Figure data in JSON
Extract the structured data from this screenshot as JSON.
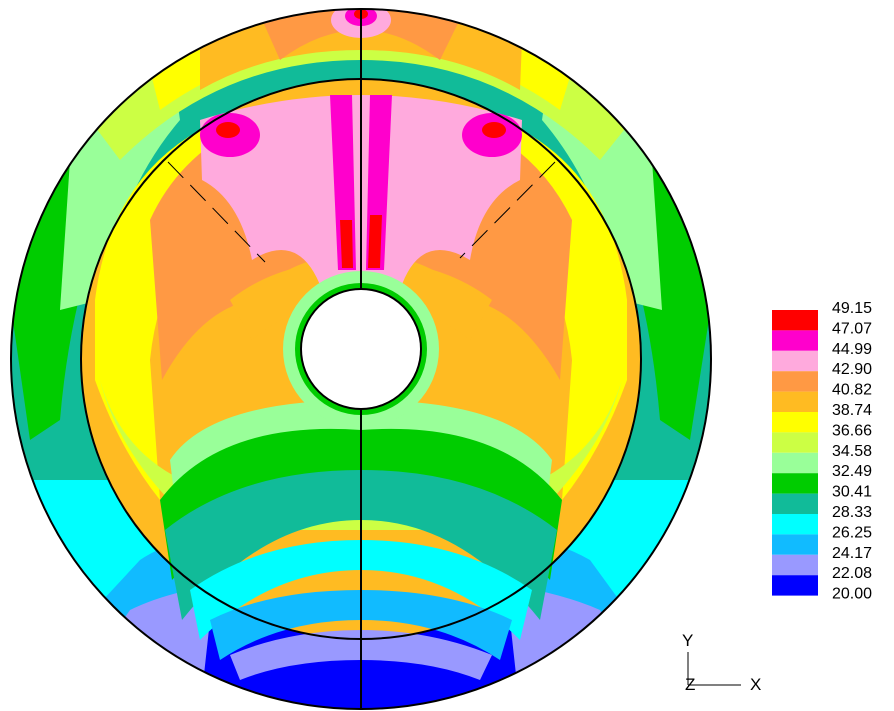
{
  "legend": {
    "labels": [
      "49.15",
      "47.07",
      "44.99",
      "42.90",
      "40.82",
      "38.74",
      "36.66",
      "34.58",
      "32.49",
      "30.41",
      "28.33",
      "26.25",
      "24.17",
      "22.08",
      "20.00"
    ],
    "colors": [
      "#ff0000",
      "#ff00cc",
      "#ffaadd",
      "#ff9944",
      "#ffbb22",
      "#ffff00",
      "#ccff44",
      "#99ff99",
      "#00cc00",
      "#11bb99",
      "#00ffff",
      "#11bbff",
      "#9999ff",
      "#0000ff"
    ]
  },
  "axes": {
    "y": "Y",
    "z": "Z",
    "x": "X"
  },
  "colors": {
    "outline": "#000000",
    "background": "#ffffff"
  }
}
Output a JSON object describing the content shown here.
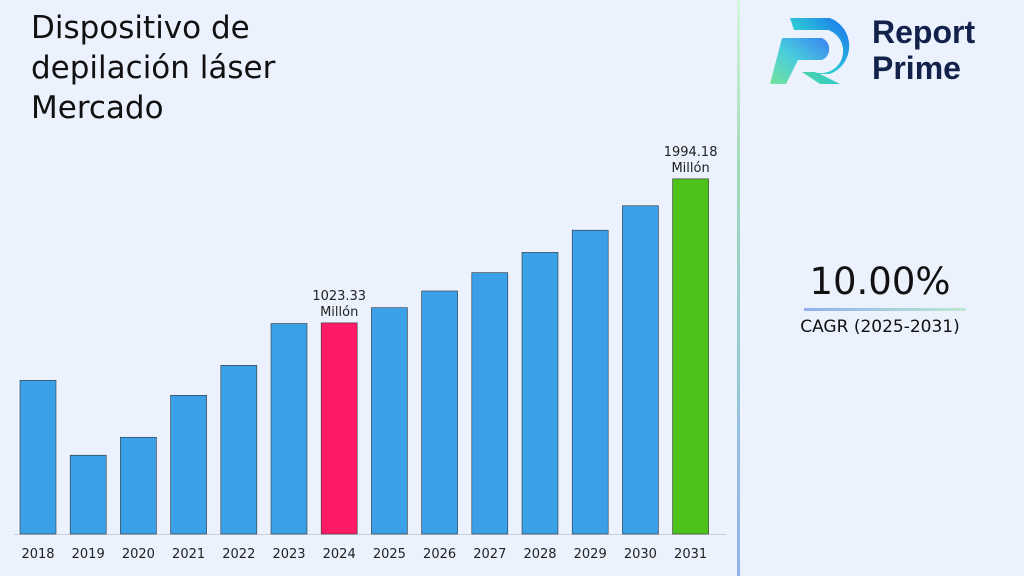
{
  "title": "Dispositivo de\ndepilación láser\nMercado",
  "logo": {
    "text_line1": "Report",
    "text_line2": "Prime"
  },
  "cagr": {
    "value": "10.00%",
    "label": "CAGR (2025-2031)"
  },
  "colors": {
    "bar": "#3aa0e8",
    "highlight_2024": "#ff1a66",
    "highlight_2031": "#4cc21a",
    "background": "#ebf2fd"
  },
  "chart_data": {
    "type": "bar",
    "categories": [
      "2018",
      "2019",
      "2020",
      "2021",
      "2022",
      "2023",
      "2024",
      "2025",
      "2026",
      "2027",
      "2028",
      "2029",
      "2030",
      "2031"
    ],
    "values": [
      636,
      131,
      252,
      535,
      737,
      1019,
      1023.33,
      1125.66,
      1238.23,
      1362.05,
      1498.26,
      1648.08,
      1812.89,
      1994.18
    ],
    "data_labels": [
      {
        "category": "2024",
        "text": [
          "1023.33",
          "Millón"
        ]
      },
      {
        "category": "2031",
        "text": [
          "1994.18",
          "Millón"
        ]
      }
    ],
    "ylim": [
      -400,
      2000
    ],
    "grid": false,
    "legend": "none",
    "xlabel": "",
    "ylabel": ""
  }
}
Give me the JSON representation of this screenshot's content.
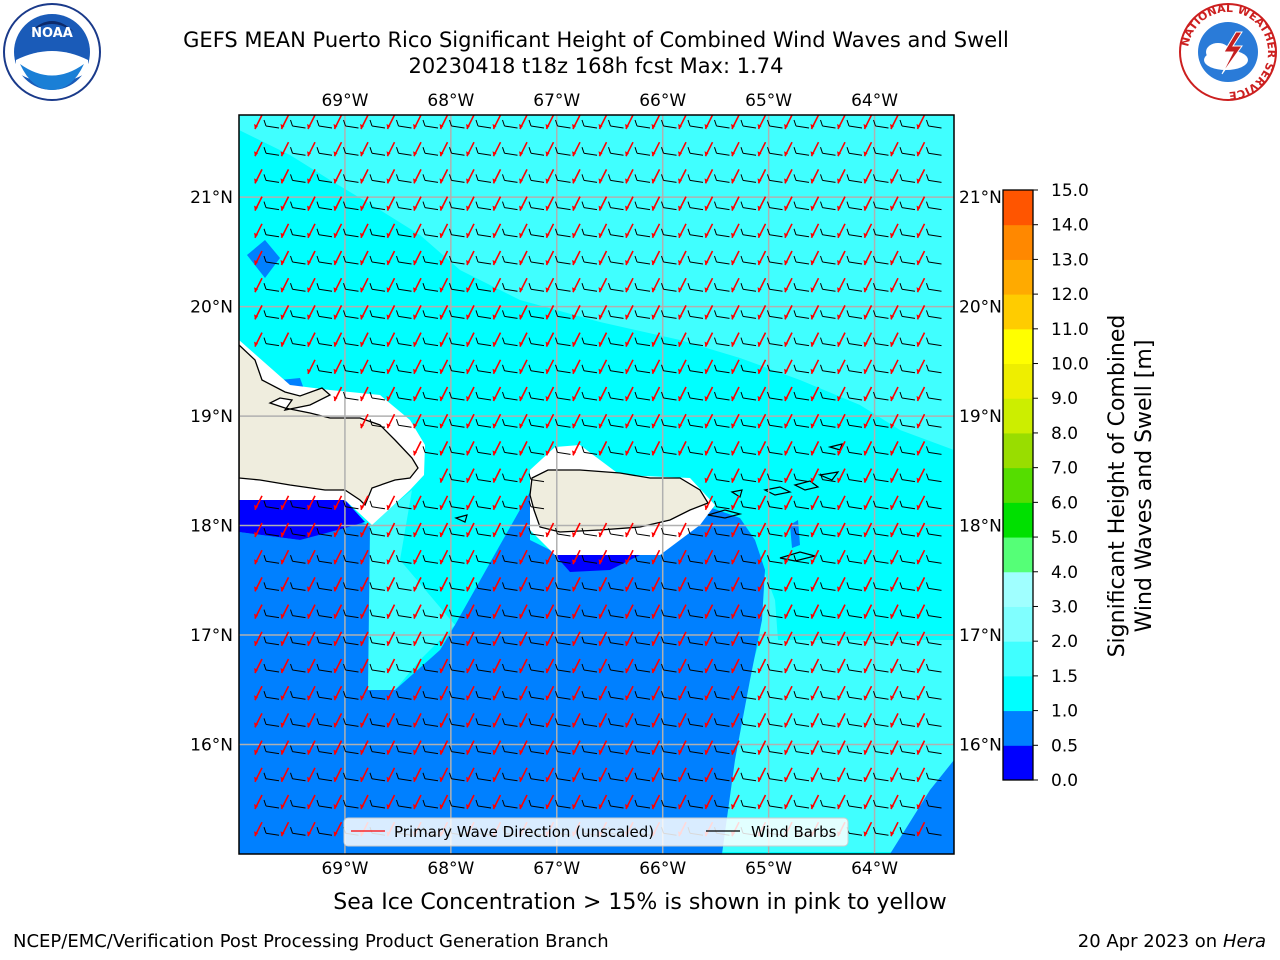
{
  "title": {
    "line1": "GEFS MEAN Puerto Rico Significant Height of Combined Wind Waves and Swell",
    "line2": "20230418 t18z 168h fcst   Max: 1.74"
  },
  "map": {
    "lon_ticks": [
      "69°W",
      "68°W",
      "67°W",
      "66°W",
      "65°W",
      "64°W"
    ],
    "lat_ticks": [
      "21°N",
      "20°N",
      "19°N",
      "18°N",
      "17°N",
      "16°N"
    ],
    "lon_values": [
      -69,
      -68,
      -67,
      -66,
      -65,
      -64
    ],
    "lat_values": [
      21,
      20,
      19,
      18,
      17,
      16
    ],
    "extent": {
      "lon_min": -70,
      "lon_max": -63.25,
      "lat_min": 15.0,
      "lat_max": 21.75
    },
    "land_color": "#efedde",
    "ocean_colors": {
      "light": "#00ffff",
      "lighter": "#40ffff",
      "mid": "#0080ff",
      "dark": "#0000ff"
    }
  },
  "legend": {
    "wave_label": "Primary Wave Direction (unscaled)",
    "barb_label": "Wind Barbs",
    "wave_color": "#ff0000",
    "barb_color": "#000000"
  },
  "colorbar": {
    "label_line1": "Significant Height of Combined",
    "label_line2": "Wind Waves and Swell [m]",
    "ticks": [
      "0.0",
      "0.5",
      "1.0",
      "1.5",
      "2.0",
      "3.0",
      "4.0",
      "5.0",
      "6.0",
      "7.0",
      "8.0",
      "9.0",
      "10.0",
      "11.0",
      "12.0",
      "13.0",
      "14.0",
      "15.0"
    ],
    "colors": [
      "#0000ff",
      "#0080ff",
      "#00ffff",
      "#40ffff",
      "#80ffff",
      "#a0ffff",
      "#55ff77",
      "#00e000",
      "#55dd00",
      "#99dd00",
      "#ccee00",
      "#eeee00",
      "#ffff00",
      "#ffcc00",
      "#ffaa00",
      "#ff8800",
      "#ff5500",
      "#ff2200",
      "#ff0000"
    ]
  },
  "note": "Sea Ice Concentration > 15% is shown in pink to yellow",
  "footer": {
    "left": "NCEP/EMC/Verification Post Processing Product Generation Branch",
    "date": "20 Apr 2023 on ",
    "host": "Hera"
  },
  "logos": {
    "noaa": "NOAA",
    "nws_ring": "NATIONAL WEATHER SERVICE"
  }
}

GOAL |
In the records above, locate each line with the word "this". Copy all such lines.

FINAL RESULT |
Extract the structured data from this screenshot as JSON.
Give me the JSON representation of this screenshot's content.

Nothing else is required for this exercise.